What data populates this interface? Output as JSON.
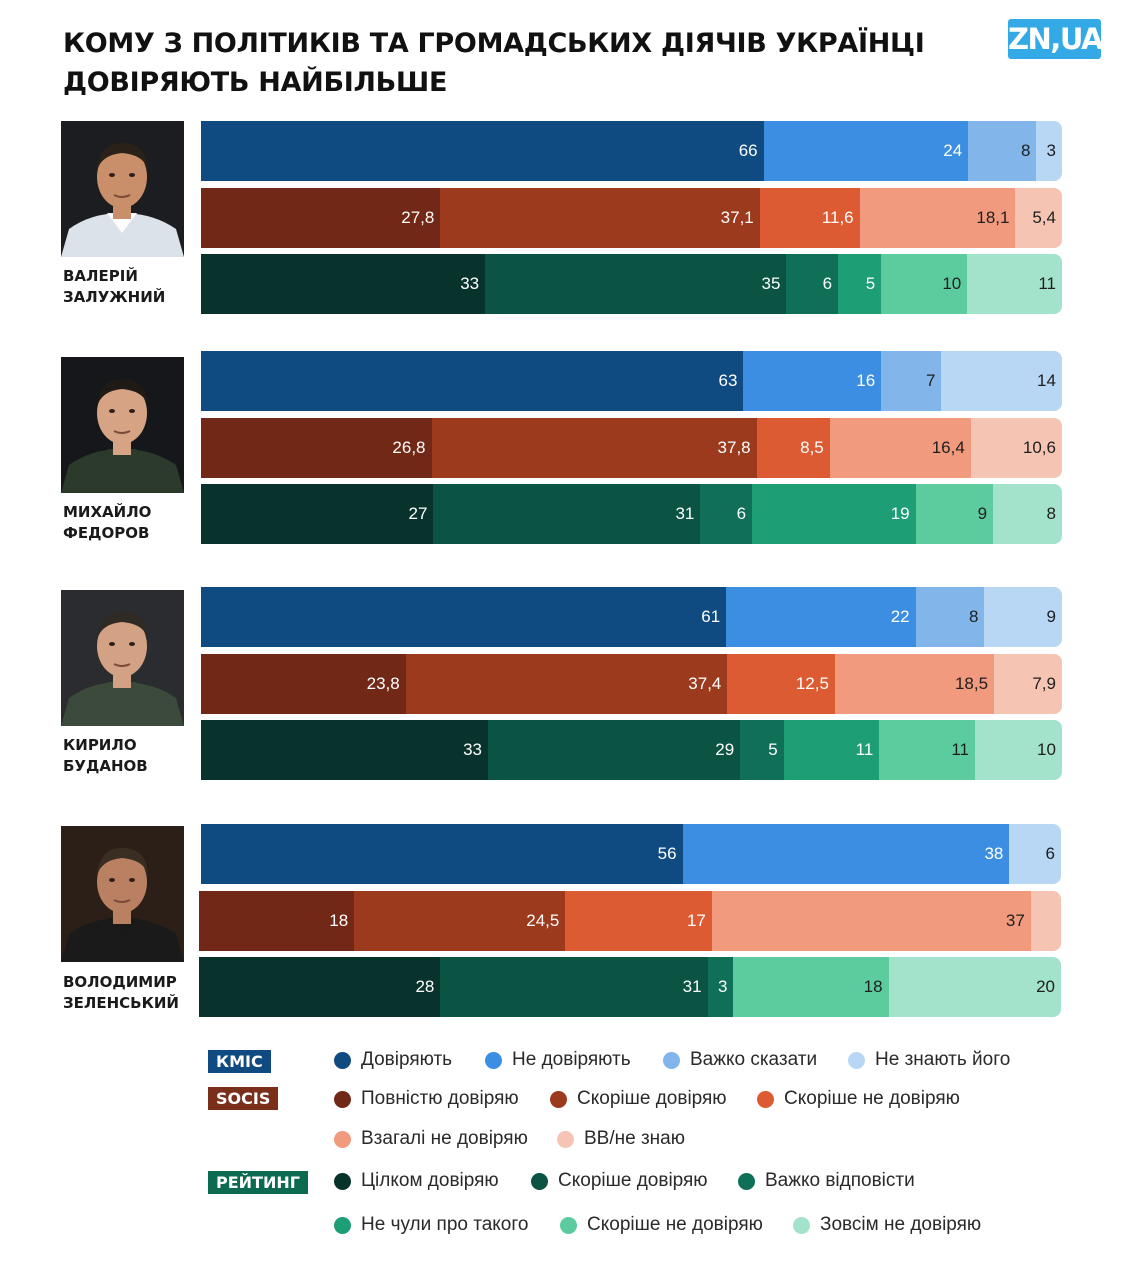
{
  "title_lines": [
    "КОМУ З ПОЛІТИКІВ ТА ГРОМАДСЬКИХ ДІЯЧІВ УКРАЇНЦІ",
    "ДОВІРЯЮТЬ НАЙБІЛЬШЕ"
  ],
  "logo_text": "ZN,UA",
  "sources": {
    "kmis": {
      "label": "КМІС",
      "color": "#0f4a80"
    },
    "socis": {
      "label": "SOCIS",
      "color": "#7a2f1b"
    },
    "rating": {
      "label": "РЕЙТИНГ",
      "color": "#0c6a50"
    }
  },
  "chart_data": {
    "type": "bar",
    "stacked": true,
    "orientation": "horizontal",
    "xlim": [
      0,
      100
    ],
    "title": "КОМУ З ПОЛІТИКІВ ТА ГРОМАДСЬКИХ ДІЯЧІВ УКРАЇНЦІ ДОВІРЯЮТЬ НАЙБІЛЬШЕ",
    "legend": {
      "kmis": [
        {
          "label": "Довіряють",
          "color": "#0f4a80"
        },
        {
          "label": "Не довіряють",
          "color": "#3c8ee2"
        },
        {
          "label": "Важко сказати",
          "color": "#82b5ea"
        },
        {
          "label": "Не знають його",
          "color": "#b8d7f4"
        }
      ],
      "socis": [
        {
          "label": "Повністю довіряю",
          "color": "#722817"
        },
        {
          "label": "Скоріше довіряю",
          "color": "#9c3a1e"
        },
        {
          "label": "Скоріше не довіряю",
          "color": "#dc5b33"
        },
        {
          "label": "Взагалі не довіряю",
          "color": "#f29a7d"
        },
        {
          "label": "ВВ/не знаю",
          "color": "#f6c4b3"
        }
      ],
      "rating": [
        {
          "label": "Цілком довіряю",
          "color": "#08332c"
        },
        {
          "label": "Скоріше довіряю",
          "color": "#0b5443"
        },
        {
          "label": "Важко відповісти",
          "color": "#0f7057"
        },
        {
          "label": "Не чули про такого",
          "color": "#1e9e74"
        },
        {
          "label": "Скоріше не довіряю",
          "color": "#5ccc9f"
        },
        {
          "label": "Зовсім не довіряю",
          "color": "#a4e3cb"
        }
      ]
    },
    "people": [
      {
        "name_lines": [
          "ВАЛЕРІЙ",
          "ЗАЛУЖНИЙ"
        ],
        "kmis": [
          66,
          24,
          8,
          3
        ],
        "kmis_labels": [
          "66",
          "24",
          "8",
          "3"
        ],
        "socis": [
          27.8,
          37.1,
          11.6,
          18.1,
          5.4
        ],
        "socis_labels": [
          "27,8",
          "37,1",
          "11,6",
          "18,1",
          "5,4"
        ],
        "rating": [
          33,
          35,
          6,
          5,
          10,
          11
        ],
        "rating_labels": [
          "33",
          "35",
          "6",
          "5",
          "10",
          "11"
        ],
        "rating_keys": [
          0,
          1,
          2,
          3,
          4,
          5
        ]
      },
      {
        "name_lines": [
          "МИХАЙЛО",
          "ФЕДОРОВ"
        ],
        "kmis": [
          63,
          16,
          7,
          14
        ],
        "kmis_labels": [
          "63",
          "16",
          "7",
          "14"
        ],
        "socis": [
          26.8,
          37.8,
          8.5,
          16.4,
          10.6
        ],
        "socis_labels": [
          "26,8",
          "37,8",
          "8,5",
          "16,4",
          "10,6"
        ],
        "rating": [
          27,
          31,
          6,
          19,
          9,
          8
        ],
        "rating_labels": [
          "27",
          "31",
          "6",
          "19",
          "9",
          "8"
        ],
        "rating_keys": [
          0,
          1,
          2,
          3,
          4,
          5
        ]
      },
      {
        "name_lines": [
          "КИРИЛО",
          "БУДАНОВ"
        ],
        "kmis": [
          61,
          22,
          8,
          9
        ],
        "kmis_labels": [
          "61",
          "22",
          "8",
          "9"
        ],
        "socis": [
          23.8,
          37.4,
          12.5,
          18.5,
          7.9
        ],
        "socis_labels": [
          "23,8",
          "37,4",
          "12,5",
          "18,5",
          "7,9"
        ],
        "rating": [
          33,
          29,
          5,
          11,
          11,
          10
        ],
        "rating_labels": [
          "33",
          "29",
          "5",
          "11",
          "11",
          "10"
        ],
        "rating_keys": [
          0,
          1,
          2,
          3,
          4,
          5
        ]
      },
      {
        "name_lines": [
          "ВОЛОДИМИР",
          "ЗЕЛЕНСЬКИЙ"
        ],
        "kmis": [
          56,
          38,
          6
        ],
        "kmis_labels": [
          "56",
          "38",
          "6"
        ],
        "kmis_keys": [
          0,
          1,
          3
        ],
        "socis": [
          18,
          24.5,
          17,
          37,
          3.5
        ],
        "socis_labels": [
          "18",
          "24,5",
          "17",
          "37",
          ""
        ],
        "rating": [
          28,
          31,
          3,
          18,
          20
        ],
        "rating_labels": [
          "28",
          "31",
          "3",
          "18",
          "20"
        ],
        "rating_keys": [
          0,
          1,
          2,
          4,
          5
        ]
      }
    ]
  }
}
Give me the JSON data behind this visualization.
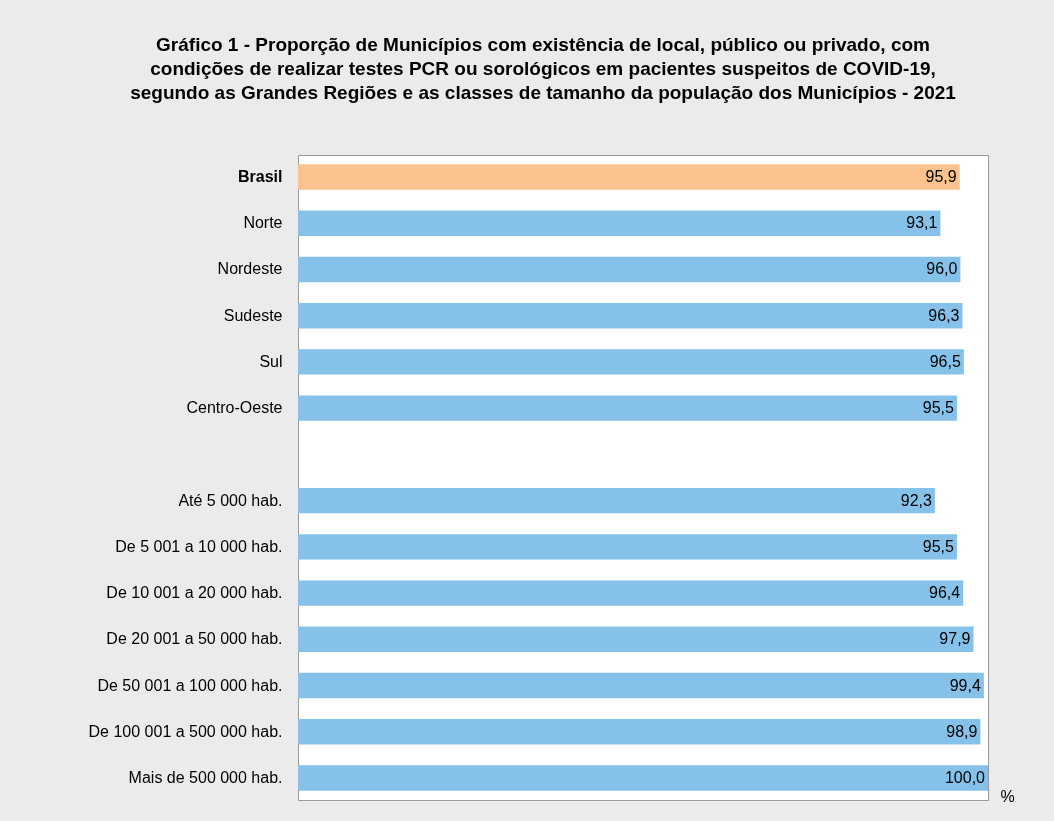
{
  "chart_data": {
    "type": "bar",
    "orientation": "horizontal",
    "title": "Gráfico 1 - Proporção de Municípios com existência de local, público ou privado, com\ncondições de realizar testes PCR ou sorológicos em pacientes suspeitos de COVID-19,\nsegundo as Grandes Regiões e as classes de tamanho da população dos Municípios - 2021",
    "xlabel": "%",
    "categories": [
      "Brasil",
      "Norte",
      "Nordeste",
      "Sudeste",
      "Sul",
      "Centro-Oeste",
      null,
      "Até 5 000 hab.",
      "De 5 001 a 10 000 hab.",
      "De 10 001 a 20 000 hab.",
      "De 20 001 a 50 000 hab.",
      "De 50 001 a 100 000 hab.",
      "De 100 001 a 500 000 hab.",
      "Mais de 500 000 hab."
    ],
    "values": [
      95.9,
      93.1,
      96.0,
      96.3,
      96.5,
      95.5,
      null,
      92.3,
      95.5,
      96.4,
      97.9,
      99.4,
      98.9,
      100.0
    ],
    "value_labels": [
      "95,9",
      "93,1",
      "96,0",
      "96,3",
      "96,5",
      "95,5",
      null,
      "92,3",
      "95,5",
      "96,4",
      "97,9",
      "99,4",
      "98,9",
      "100,0"
    ],
    "colors": [
      "#fac28c",
      "#85c1e9",
      "#85c1e9",
      "#85c1e9",
      "#85c1e9",
      "#85c1e9",
      null,
      "#85c1e9",
      "#85c1e9",
      "#85c1e9",
      "#85c1e9",
      "#85c1e9",
      "#85c1e9",
      "#85c1e9"
    ],
    "grid": false
  }
}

= = = =

Nothing but the pictures may be dropped; output the records above exactly.

What data populates this interface? Output as JSON.
{
  "title_lines": [
    "КОМУ З ПОЛІТИКІВ ТА ГРОМАДСЬКИХ ДІЯЧІВ УКРАЇНЦІ",
    "ДОВІРЯЮТЬ НАЙБІЛЬШЕ"
  ],
  "logo_text": "ZN,UA",
  "sources": {
    "kmis": {
      "label": "КМІС",
      "color": "#0f4a80"
    },
    "socis": {
      "label": "SOCIS",
      "color": "#7a2f1b"
    },
    "rating": {
      "label": "РЕЙТИНГ",
      "color": "#0c6a50"
    }
  },
  "chart_data": {
    "type": "bar",
    "stacked": true,
    "orientation": "horizontal",
    "xlim": [
      0,
      100
    ],
    "title": "КОМУ З ПОЛІТИКІВ ТА ГРОМАДСЬКИХ ДІЯЧІВ УКРАЇНЦІ ДОВІРЯЮТЬ НАЙБІЛЬШЕ",
    "legend": {
      "kmis": [
        {
          "label": "Довіряють",
          "color": "#0f4a80"
        },
        {
          "label": "Не довіряють",
          "color": "#3c8ee2"
        },
        {
          "label": "Важко сказати",
          "color": "#82b5ea"
        },
        {
          "label": "Не знають його",
          "color": "#b8d7f4"
        }
      ],
      "socis": [
        {
          "label": "Повністю довіряю",
          "color": "#722817"
        },
        {
          "label": "Скоріше довіряю",
          "color": "#9c3a1e"
        },
        {
          "label": "Скоріше не довіряю",
          "color": "#dc5b33"
        },
        {
          "label": "Взагалі не довіряю",
          "color": "#f29a7d"
        },
        {
          "label": "ВВ/не знаю",
          "color": "#f6c4b3"
        }
      ],
      "rating": [
        {
          "label": "Цілком довіряю",
          "color": "#08332c"
        },
        {
          "label": "Скоріше довіряю",
          "color": "#0b5443"
        },
        {
          "label": "Важко відповісти",
          "color": "#0f7057"
        },
        {
          "label": "Не чули про такого",
          "color": "#1e9e74"
        },
        {
          "label": "Скоріше не довіряю",
          "color": "#5ccc9f"
        },
        {
          "label": "Зовсім не довіряю",
          "color": "#a4e3cb"
        }
      ]
    },
    "people": [
      {
        "name_lines": [
          "ВАЛЕРІЙ",
          "ЗАЛУЖНИЙ"
        ],
        "kmis": [
          66,
          24,
          8,
          3
        ],
        "kmis_labels": [
          "66",
          "24",
          "8",
          "3"
        ],
        "socis": [
          27.8,
          37.1,
          11.6,
          18.1,
          5.4
        ],
        "socis_labels": [
          "27,8",
          "37,1",
          "11,6",
          "18,1",
          "5,4"
        ],
        "rating": [
          33,
          35,
          6,
          5,
          10,
          11
        ],
        "rating_labels": [
          "33",
          "35",
          "6",
          "5",
          "10",
          "11"
        ],
        "rating_keys": [
          0,
          1,
          2,
          3,
          4,
          5
        ]
      },
      {
        "name_lines": [
          "МИХАЙЛО",
          "ФЕДОРОВ"
        ],
        "kmis": [
          63,
          16,
          7,
          14
        ],
        "kmis_labels": [
          "63",
          "16",
          "7",
          "14"
        ],
        "socis": [
          26.8,
          37.8,
          8.5,
          16.4,
          10.6
        ],
        "socis_labels": [
          "26,8",
          "37,8",
          "8,5",
          "16,4",
          "10,6"
        ],
        "rating": [
          27,
          31,
          6,
          19,
          9,
          8
        ],
        "rating_labels": [
          "27",
          "31",
          "6",
          "19",
          "9",
          "8"
        ],
        "rating_keys": [
          0,
          1,
          2,
          3,
          4,
          5
        ]
      },
      {
        "name_lines": [
          "КИРИЛО",
          "БУДАНОВ"
        ],
        "kmis": [
          61,
          22,
          8,
          9
        ],
        "kmis_labels": [
          "61",
          "22",
          "8",
          "9"
        ],
        "socis": [
          23.8,
          37.4,
          12.5,
          18.5,
          7.9
        ],
        "socis_labels": [
          "23,8",
          "37,4",
          "12,5",
          "18,5",
          "7,9"
        ],
        "rating": [
          33,
          29,
          5,
          11,
          11,
          10
        ],
        "rating_labels": [
          "33",
          "29",
          "5",
          "11",
          "11",
          "10"
        ],
        "rating_keys": [
          0,
          1,
          2,
          3,
          4,
          5
        ]
      },
      {
        "name_lines": [
          "ВОЛОДИМИР",
          "ЗЕЛЕНСЬКИЙ"
        ],
        "kmis": [
          56,
          38,
          6
        ],
        "kmis_labels": [
          "56",
          "38",
          "6"
        ],
        "kmis_keys": [
          0,
          1,
          3
        ],
        "socis": [
          18,
          24.5,
          17,
          37,
          3.5
        ],
        "socis_labels": [
          "18",
          "24,5",
          "17",
          "37",
          ""
        ],
        "rating": [
          28,
          31,
          3,
          18,
          20
        ],
        "rating_labels": [
          "28",
          "31",
          "3",
          "18",
          "20"
        ],
        "rating_keys": [
          0,
          1,
          2,
          4,
          5
        ]
      }
    ]
  }
}
Give me the JSON data behind this visualization.
{
  "chart_data": {
    "type": "bar",
    "orientation": "horizontal",
    "title": "Gráfico 1 - Proporção de Municípios com existência de local, público ou privado, com\ncondições de realizar testes PCR ou sorológicos em pacientes suspeitos de COVID-19,\nsegundo as Grandes Regiões e as classes de tamanho da população dos Municípios - 2021",
    "xlabel": "%",
    "categories": [
      "Brasil",
      "Norte",
      "Nordeste",
      "Sudeste",
      "Sul",
      "Centro-Oeste",
      null,
      "Até 5 000 hab.",
      "De 5 001 a 10 000 hab.",
      "De 10 001 a 20 000 hab.",
      "De 20 001 a 50 000 hab.",
      "De 50 001 a 100 000 hab.",
      "De 100 001 a 500 000 hab.",
      "Mais de 500 000 hab."
    ],
    "values": [
      95.9,
      93.1,
      96.0,
      96.3,
      96.5,
      95.5,
      null,
      92.3,
      95.5,
      96.4,
      97.9,
      99.4,
      98.9,
      100.0
    ],
    "value_labels": [
      "95,9",
      "93,1",
      "96,0",
      "96,3",
      "96,5",
      "95,5",
      null,
      "92,3",
      "95,5",
      "96,4",
      "97,9",
      "99,4",
      "98,9",
      "100,0"
    ],
    "colors": [
      "#fac28c",
      "#85c1e9",
      "#85c1e9",
      "#85c1e9",
      "#85c1e9",
      "#85c1e9",
      null,
      "#85c1e9",
      "#85c1e9",
      "#85c1e9",
      "#85c1e9",
      "#85c1e9",
      "#85c1e9",
      "#85c1e9"
    ],
    "grid": false
  }
}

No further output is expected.